Recorded information
◆ ◆ ◆ ◆

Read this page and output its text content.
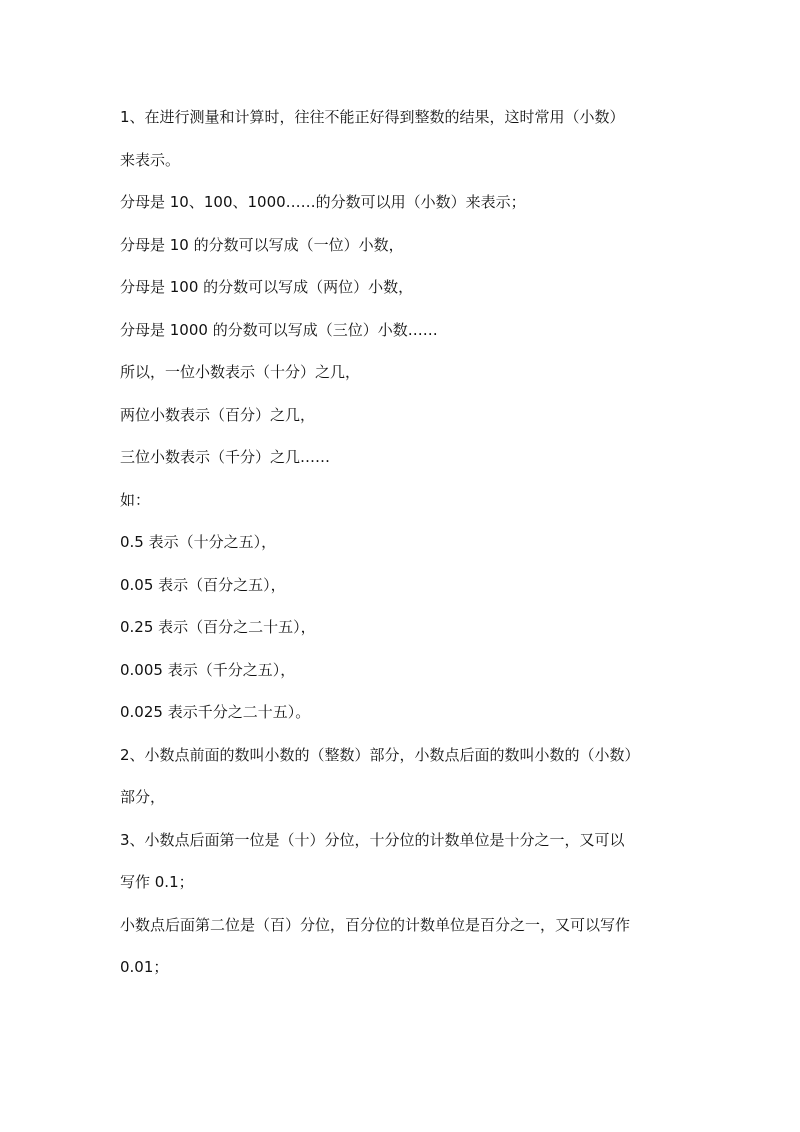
1、在进行测量和计算时，往往不能正好得到整数的结果，这时常用（小数）
来表示。
分母是 10、100、1000……的分数可以用（小数）来表示；
分母是 10 的分数可以写成（一位）小数，
分母是 100 的分数可以写成（两位）小数，
分母是 1000 的分数可以写成（三位）小数……
所以，一位小数表示（十分）之几，
两位小数表示（百分）之几，
三位小数表示（千分）之几……
如：
0.5 表示（十分之五），
0.05 表示（百分之五），
0.25 表示（百分之二十五），
0.005 表示（千分之五），
0.025 表示千分之二十五）。
2、小数点前面的数叫小数的（整数）部分，小数点后面的数叫小数的（小数）
部分，
3、小数点后面第一位是（十）分位，十分位的计数单位是十分之一，又可以
写作 0.1；
小数点后面第二位是（百）分位，百分位的计数单位是百分之一，又可以写作
0.01；
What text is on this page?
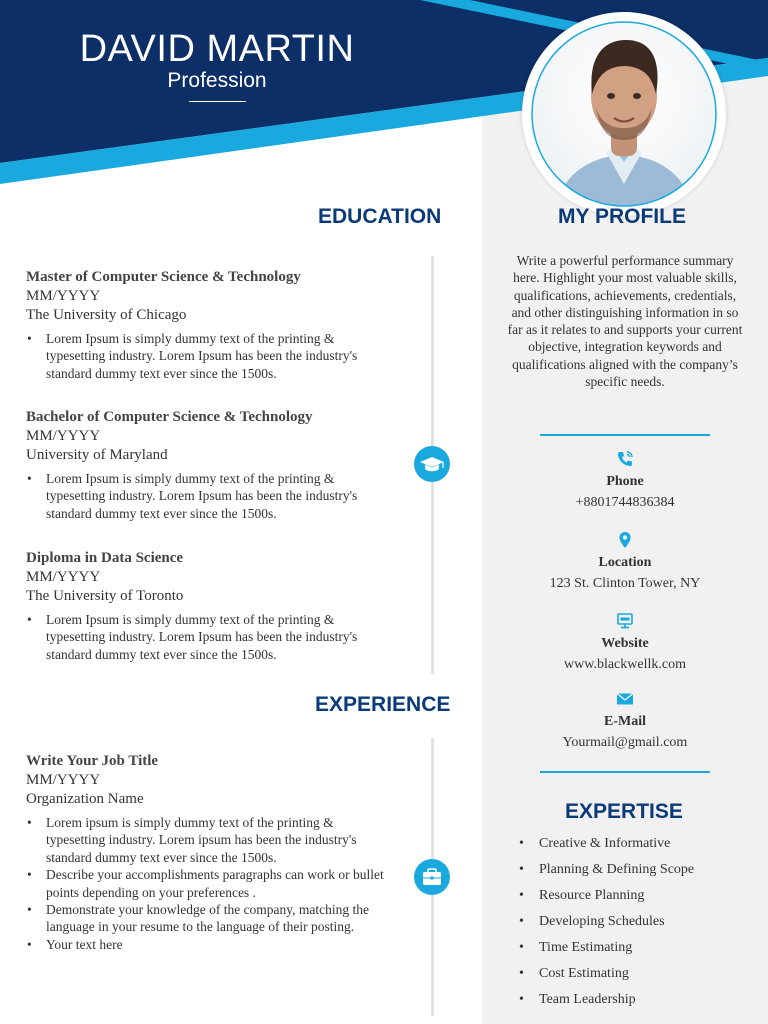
DAVID MARTIN
Profession
EDUCATION
Master of Computer Science & Technology
MM/YYYY
The University of Chicago
• Lorem Ipsum is simply dummy text of the printing & typesetting industry. Lorem Ipsum has been the industry's standard dummy text ever since the 1500s.
Bachelor of Computer Science & Technology
MM/YYYY
University of Maryland
• Lorem Ipsum is simply dummy text of the printing & typesetting industry. Lorem Ipsum has been the industry's standard dummy text ever since the 1500s.
Diploma in Data Science
MM/YYYY
The University of Toronto
• Lorem Ipsum is simply dummy text of the printing & typesetting industry. Lorem Ipsum has been the industry's standard dummy text ever since the 1500s.
EXPERIENCE
Write Your Job Title
MM/YYYY
Organization Name
• Lorem ipsum is simply dummy text of the printing & typesetting industry. Lorem ipsum has been the industry's standard dummy text ever since the 1500s.
• Describe your accomplishments paragraphs can work or bullet points depending on your preferences .
• Demonstrate your knowledge of the company, matching the language in your resume to the language of their posting.
• Your text here
MY PROFILE
Write a powerful performance summary here. Highlight your most valuable skills, qualifications, achievements, credentials, and other distinguishing information in so far as it relates to and supports your current objective, integration keywords and qualifications aligned with the company’s specific needs.
Phone
+8801744836384
Location
123 St. Clinton Tower, NY
Website
www.blackwellk.com
E-Mail
Yourmail@gmail.com
EXPERTISE
• Creative & Informative
• Planning & Defining Scope
• Resource Planning
• Developing Schedules
• Time Estimating
• Cost Estimating
• Team Leadership
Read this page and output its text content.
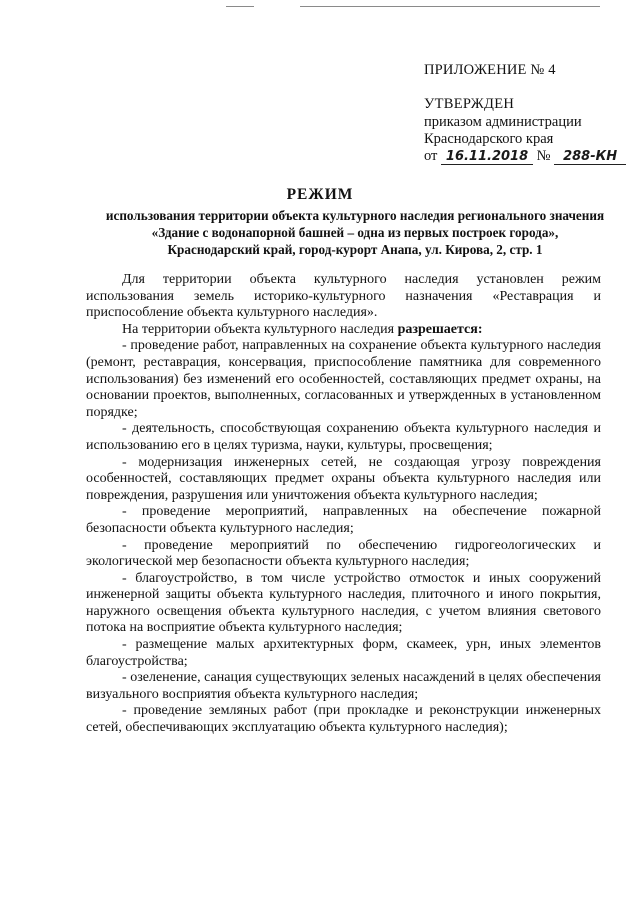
ПРИЛОЖЕНИЕ № 4
УТВЕРЖДЕН
приказом администрации
Краснодарского края
от 16.11.2018 № 288-КН
РЕЖИМ
использования территории объекта культурного наследия регионального значения «Здание с водонапорной башней – одна из первых построек города», Краснодарский край, город-курорт Анапа, ул. Кирова, 2, стр. 1

Для территории объекта культурного наследия установлен режим использования земель историко-культурного назначения «Реставрация и приспособление объекта культурного наследия».

На территории объекта культурного наследия разрешается:

- проведение работ, направленных на сохранение объекта культурного наследия (ремонт, реставрация, консервация, приспособление памятника для современного использования) без изменений его особенностей, составляющих предмет охраны, на основании проектов, выполненных, согласованных и утвержденных в установленном порядке;

- деятельность, способствующая сохранению объекта культурного наследия и использованию его в целях туризма, науки, культуры, просвещения;

- модернизация инженерных сетей, не создающая угрозу повреждения особенностей, составляющих предмет охраны объекта культурного наследия или повреждения, разрушения или уничтожения объекта культурного наследия;

- проведение мероприятий, направленных на обеспечение пожарной безопасности объекта культурного наследия;

- проведение мероприятий по обеспечению гидрогеологических и экологической мер безопасности объекта культурного наследия;

- благоустройство, в том числе устройство отмосток и иных сооружений инженерной защиты объекта культурного наследия, плиточного и иного покрытия, наружного освещения объекта культурного наследия, с учетом влияния светового потока на восприятие объекта культурного наследия;

- размещение малых архитектурных форм, скамеек, урн, иных элементов благоустройства;

- озеленение, санация существующих зеленых насаждений в целях обеспечения визуального восприятия объекта культурного наследия;

- проведение земляных работ (при прокладке и реконструкции инженерных сетей, обеспечивающих эксплуатацию объекта культурного наследия);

◆ ◆ ◆ ◆

Task directions
Read the entries above, then pull out the lines that include "here".

Solution
• Your text here
Write a powerful performance summary here. Highlight your most valuable skills, qualifications, achievements, credentials, and other distinguishing information in so far as it relates to and supports your current objective, integration keywords and qualifications aligned with the company’s specific needs.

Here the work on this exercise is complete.